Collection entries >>

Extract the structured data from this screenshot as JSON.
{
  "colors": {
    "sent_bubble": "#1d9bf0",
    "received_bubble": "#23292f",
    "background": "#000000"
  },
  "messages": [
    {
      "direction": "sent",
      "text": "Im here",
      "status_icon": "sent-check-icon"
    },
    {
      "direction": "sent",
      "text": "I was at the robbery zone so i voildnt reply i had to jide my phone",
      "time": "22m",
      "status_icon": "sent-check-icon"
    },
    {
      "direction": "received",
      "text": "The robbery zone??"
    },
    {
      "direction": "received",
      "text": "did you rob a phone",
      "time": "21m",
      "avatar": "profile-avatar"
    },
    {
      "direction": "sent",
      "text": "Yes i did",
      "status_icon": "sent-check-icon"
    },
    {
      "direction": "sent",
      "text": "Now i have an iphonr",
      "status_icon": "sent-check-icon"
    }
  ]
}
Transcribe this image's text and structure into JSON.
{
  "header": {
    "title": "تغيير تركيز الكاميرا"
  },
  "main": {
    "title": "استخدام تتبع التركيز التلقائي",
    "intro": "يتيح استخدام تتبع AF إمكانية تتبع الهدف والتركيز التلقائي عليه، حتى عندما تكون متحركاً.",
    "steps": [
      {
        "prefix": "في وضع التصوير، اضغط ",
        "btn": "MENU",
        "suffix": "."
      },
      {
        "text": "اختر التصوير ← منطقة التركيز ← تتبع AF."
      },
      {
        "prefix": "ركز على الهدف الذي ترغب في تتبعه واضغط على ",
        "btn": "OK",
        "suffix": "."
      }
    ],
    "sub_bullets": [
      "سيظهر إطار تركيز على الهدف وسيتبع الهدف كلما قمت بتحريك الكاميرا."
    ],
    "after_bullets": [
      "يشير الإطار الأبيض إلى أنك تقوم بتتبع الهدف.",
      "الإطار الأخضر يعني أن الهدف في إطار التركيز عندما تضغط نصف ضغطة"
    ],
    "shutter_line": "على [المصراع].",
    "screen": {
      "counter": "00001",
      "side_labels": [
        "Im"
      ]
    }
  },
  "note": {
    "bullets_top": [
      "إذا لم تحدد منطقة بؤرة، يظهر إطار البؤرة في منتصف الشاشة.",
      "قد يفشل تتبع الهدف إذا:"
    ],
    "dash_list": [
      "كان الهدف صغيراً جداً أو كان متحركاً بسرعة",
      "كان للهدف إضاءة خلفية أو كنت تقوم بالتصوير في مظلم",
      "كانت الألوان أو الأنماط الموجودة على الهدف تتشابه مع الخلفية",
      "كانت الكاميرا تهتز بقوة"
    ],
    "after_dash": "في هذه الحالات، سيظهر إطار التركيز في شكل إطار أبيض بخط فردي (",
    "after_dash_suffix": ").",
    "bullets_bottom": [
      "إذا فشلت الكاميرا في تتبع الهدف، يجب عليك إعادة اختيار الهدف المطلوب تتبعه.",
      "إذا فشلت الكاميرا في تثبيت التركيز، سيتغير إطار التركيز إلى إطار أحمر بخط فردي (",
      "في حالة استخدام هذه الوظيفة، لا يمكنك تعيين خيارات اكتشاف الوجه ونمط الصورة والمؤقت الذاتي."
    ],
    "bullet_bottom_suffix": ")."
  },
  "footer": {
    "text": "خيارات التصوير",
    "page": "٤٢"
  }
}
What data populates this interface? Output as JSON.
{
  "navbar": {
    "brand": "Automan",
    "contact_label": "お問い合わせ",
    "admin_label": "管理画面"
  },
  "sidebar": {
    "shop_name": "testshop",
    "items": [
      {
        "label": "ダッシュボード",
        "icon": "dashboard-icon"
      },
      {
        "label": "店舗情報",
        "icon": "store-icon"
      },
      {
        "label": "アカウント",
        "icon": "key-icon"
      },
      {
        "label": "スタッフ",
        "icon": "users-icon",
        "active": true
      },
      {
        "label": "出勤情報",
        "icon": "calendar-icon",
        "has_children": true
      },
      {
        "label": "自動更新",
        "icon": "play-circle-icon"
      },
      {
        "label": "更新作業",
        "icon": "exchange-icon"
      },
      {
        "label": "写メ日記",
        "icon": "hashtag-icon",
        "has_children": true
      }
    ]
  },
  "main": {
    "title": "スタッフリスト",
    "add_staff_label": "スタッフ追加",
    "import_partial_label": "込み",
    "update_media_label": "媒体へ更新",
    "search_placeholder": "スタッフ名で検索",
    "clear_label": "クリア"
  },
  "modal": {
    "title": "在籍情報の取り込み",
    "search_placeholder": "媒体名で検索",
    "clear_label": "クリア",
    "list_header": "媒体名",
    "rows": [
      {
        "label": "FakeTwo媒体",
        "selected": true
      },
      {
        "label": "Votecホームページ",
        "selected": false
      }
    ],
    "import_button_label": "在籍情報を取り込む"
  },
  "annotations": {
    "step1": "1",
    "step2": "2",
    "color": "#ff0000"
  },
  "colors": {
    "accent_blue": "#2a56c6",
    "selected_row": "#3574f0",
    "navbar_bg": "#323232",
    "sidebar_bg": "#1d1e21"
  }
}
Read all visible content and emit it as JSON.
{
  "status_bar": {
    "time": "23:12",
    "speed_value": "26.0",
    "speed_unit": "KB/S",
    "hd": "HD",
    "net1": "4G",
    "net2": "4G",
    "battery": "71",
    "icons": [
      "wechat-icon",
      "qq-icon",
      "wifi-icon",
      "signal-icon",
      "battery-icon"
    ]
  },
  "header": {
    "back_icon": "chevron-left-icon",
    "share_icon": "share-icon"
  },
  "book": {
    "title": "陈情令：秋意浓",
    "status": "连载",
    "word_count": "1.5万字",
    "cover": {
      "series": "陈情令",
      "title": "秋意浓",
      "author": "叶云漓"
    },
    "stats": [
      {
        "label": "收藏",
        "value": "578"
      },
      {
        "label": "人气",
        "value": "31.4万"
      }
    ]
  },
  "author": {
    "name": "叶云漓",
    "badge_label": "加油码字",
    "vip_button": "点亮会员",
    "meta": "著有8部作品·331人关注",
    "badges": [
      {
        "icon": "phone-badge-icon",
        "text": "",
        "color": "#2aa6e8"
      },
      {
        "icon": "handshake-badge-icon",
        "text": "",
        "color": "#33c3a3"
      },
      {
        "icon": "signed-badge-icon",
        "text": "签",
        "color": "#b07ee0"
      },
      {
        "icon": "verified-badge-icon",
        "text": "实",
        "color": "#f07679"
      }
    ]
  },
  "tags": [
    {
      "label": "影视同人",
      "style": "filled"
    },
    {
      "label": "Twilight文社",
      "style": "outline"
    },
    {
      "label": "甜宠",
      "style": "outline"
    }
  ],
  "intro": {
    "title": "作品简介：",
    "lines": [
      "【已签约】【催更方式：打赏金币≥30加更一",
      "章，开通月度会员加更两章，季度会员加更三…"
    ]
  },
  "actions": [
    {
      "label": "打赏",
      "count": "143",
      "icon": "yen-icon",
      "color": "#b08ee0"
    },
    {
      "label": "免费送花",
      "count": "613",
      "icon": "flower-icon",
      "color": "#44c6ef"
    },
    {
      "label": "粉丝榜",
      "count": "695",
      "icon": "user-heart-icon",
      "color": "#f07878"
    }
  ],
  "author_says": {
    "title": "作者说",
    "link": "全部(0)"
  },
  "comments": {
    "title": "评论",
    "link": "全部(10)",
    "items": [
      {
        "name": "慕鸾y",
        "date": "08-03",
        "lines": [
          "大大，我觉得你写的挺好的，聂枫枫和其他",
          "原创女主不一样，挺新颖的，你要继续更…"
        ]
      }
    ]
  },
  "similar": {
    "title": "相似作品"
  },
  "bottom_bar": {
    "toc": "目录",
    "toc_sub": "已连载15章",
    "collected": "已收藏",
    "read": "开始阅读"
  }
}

WHAT THIS TASK INVOLVES >> Find all the lines containing "title" in the material, then copy them.

EXERCISE RESULT >>
    "title": "تغيير تركيز الكاميرا"
    "title": "استخدام تتبع التركيز التلقائي",
    "title": "スタッフリスト",
    "title": "在籍情報の取り込み",
    "title": "陈情令：秋意浓",
      "title": "秋意浓",
    "title": "作品简介：",
    "title": "作者说",
    "title": "评论",
    "title": "相似作品"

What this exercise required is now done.